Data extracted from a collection
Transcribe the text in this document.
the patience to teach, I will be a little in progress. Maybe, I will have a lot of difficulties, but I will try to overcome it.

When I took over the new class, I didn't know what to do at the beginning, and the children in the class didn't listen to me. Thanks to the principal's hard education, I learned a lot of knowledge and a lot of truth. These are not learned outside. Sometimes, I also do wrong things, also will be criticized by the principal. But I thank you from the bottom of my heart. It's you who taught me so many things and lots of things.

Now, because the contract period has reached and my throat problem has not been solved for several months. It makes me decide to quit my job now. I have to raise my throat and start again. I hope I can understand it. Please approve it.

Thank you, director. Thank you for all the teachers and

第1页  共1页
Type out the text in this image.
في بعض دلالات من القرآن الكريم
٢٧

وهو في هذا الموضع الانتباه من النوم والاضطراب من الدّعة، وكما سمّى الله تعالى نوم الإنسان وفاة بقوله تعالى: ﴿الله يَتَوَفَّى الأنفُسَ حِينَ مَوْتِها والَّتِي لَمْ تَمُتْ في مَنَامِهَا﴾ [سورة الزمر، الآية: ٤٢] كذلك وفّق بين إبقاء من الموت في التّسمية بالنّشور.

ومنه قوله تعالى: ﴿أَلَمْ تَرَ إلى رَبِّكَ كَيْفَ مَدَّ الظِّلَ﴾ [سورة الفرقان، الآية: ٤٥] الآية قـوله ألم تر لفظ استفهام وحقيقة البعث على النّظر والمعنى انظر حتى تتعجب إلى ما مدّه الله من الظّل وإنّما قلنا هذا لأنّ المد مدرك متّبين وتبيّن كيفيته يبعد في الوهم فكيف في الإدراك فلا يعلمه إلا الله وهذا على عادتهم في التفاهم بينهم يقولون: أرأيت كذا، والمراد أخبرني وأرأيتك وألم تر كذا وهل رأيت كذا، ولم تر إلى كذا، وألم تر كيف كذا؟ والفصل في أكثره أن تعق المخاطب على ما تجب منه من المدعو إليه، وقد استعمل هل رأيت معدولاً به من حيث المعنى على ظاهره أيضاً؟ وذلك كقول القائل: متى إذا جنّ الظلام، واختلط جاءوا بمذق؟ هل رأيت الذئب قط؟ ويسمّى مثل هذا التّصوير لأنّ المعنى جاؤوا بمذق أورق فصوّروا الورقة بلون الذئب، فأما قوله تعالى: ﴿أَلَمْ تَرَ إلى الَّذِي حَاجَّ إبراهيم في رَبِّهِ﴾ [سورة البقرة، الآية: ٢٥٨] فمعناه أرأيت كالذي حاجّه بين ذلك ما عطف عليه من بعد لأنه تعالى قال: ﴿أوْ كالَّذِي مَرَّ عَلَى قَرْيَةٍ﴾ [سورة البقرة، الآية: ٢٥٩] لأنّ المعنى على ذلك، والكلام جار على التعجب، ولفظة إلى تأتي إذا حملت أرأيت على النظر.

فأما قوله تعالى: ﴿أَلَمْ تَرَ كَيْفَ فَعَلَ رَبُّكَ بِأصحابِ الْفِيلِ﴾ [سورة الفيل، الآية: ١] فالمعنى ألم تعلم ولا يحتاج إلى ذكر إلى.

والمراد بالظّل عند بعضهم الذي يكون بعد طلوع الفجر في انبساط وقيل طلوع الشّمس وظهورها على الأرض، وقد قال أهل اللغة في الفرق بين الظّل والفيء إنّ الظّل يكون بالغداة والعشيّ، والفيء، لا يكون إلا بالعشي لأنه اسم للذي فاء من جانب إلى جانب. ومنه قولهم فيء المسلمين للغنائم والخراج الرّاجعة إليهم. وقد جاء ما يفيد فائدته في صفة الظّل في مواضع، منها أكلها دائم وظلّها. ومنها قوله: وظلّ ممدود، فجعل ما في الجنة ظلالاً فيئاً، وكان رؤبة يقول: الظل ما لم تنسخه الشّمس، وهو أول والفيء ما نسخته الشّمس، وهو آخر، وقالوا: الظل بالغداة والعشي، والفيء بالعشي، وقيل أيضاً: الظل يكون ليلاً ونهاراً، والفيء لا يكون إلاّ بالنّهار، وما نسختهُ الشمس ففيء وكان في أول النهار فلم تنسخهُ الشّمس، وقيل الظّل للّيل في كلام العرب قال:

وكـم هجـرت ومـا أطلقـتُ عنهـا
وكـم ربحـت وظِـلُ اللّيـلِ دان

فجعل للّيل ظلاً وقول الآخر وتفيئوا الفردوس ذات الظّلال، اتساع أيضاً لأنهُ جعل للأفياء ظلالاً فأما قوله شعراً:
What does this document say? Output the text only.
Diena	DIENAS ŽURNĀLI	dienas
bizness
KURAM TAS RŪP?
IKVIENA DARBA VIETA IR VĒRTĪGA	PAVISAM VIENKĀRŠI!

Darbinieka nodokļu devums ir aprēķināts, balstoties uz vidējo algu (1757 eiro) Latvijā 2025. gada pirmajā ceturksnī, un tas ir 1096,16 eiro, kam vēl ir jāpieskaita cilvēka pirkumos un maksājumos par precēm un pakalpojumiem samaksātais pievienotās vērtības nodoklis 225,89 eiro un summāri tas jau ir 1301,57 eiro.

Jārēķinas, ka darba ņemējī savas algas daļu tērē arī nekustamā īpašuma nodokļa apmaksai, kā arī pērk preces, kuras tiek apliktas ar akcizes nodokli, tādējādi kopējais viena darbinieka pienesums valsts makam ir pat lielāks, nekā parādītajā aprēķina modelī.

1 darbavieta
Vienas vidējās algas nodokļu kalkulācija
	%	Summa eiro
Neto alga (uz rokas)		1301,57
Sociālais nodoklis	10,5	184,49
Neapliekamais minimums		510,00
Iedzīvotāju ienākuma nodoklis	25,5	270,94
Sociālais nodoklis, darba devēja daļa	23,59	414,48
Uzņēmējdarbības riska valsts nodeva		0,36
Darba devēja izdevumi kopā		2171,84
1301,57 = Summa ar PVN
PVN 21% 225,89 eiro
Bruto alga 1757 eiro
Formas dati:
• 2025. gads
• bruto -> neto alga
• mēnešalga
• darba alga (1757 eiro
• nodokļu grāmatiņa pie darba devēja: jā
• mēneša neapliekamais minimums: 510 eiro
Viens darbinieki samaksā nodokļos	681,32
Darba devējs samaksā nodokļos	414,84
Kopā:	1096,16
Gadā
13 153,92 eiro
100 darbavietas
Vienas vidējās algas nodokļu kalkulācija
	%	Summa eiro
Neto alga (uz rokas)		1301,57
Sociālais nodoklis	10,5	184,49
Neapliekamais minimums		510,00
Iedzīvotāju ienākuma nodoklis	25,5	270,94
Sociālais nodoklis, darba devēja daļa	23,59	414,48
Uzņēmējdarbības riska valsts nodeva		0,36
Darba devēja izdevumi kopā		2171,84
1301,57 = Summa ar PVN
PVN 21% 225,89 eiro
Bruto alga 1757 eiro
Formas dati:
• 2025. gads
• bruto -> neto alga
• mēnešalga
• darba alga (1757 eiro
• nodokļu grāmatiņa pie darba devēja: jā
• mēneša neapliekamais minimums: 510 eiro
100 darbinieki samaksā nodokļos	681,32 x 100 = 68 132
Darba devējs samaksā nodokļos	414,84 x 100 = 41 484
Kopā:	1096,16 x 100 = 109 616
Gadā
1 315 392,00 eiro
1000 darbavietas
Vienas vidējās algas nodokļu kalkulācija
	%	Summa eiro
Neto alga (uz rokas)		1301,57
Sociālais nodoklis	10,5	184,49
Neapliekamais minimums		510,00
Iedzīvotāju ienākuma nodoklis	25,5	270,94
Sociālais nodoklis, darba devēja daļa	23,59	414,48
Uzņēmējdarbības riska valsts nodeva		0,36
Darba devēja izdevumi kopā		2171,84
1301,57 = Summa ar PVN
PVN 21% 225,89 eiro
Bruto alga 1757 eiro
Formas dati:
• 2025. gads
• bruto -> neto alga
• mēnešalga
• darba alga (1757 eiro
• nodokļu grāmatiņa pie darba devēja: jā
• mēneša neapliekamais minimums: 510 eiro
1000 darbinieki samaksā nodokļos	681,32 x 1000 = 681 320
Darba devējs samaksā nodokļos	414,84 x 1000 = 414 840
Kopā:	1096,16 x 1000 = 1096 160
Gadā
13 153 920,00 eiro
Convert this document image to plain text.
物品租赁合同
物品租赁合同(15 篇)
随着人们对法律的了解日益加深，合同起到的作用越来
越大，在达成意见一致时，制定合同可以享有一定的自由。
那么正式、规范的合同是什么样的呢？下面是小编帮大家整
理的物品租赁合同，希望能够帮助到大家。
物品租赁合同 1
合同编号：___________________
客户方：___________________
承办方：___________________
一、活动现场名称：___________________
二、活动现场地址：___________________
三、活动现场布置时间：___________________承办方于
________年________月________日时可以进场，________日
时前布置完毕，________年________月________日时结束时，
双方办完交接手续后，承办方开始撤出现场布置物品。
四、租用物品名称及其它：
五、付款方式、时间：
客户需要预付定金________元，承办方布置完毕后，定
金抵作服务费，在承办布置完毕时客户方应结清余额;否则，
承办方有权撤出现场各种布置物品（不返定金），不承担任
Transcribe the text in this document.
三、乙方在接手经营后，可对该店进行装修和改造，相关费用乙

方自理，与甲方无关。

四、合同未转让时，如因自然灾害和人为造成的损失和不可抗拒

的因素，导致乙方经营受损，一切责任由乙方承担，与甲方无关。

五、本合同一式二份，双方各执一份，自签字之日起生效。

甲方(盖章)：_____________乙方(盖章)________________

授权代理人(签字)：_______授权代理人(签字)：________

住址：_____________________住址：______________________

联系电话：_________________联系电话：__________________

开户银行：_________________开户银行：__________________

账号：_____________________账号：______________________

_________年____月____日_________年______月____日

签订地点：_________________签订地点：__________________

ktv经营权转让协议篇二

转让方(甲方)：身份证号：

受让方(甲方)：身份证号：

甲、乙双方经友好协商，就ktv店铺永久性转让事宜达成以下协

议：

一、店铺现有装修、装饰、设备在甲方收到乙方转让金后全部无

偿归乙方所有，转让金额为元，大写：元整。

*Your goal*: Gather all lines with the string "have" from the data.

*Answer to this task*:
the patience to teach, I will be a little in progress. Maybe, I will have a lot of difficulties, but I will try to overcome it.
Now, because the contract period has reached and my throat problem has not been solved for several months. It makes me decide to quit my job now. I have to raise my throat and start again. I hope I can understand it. Please approve it.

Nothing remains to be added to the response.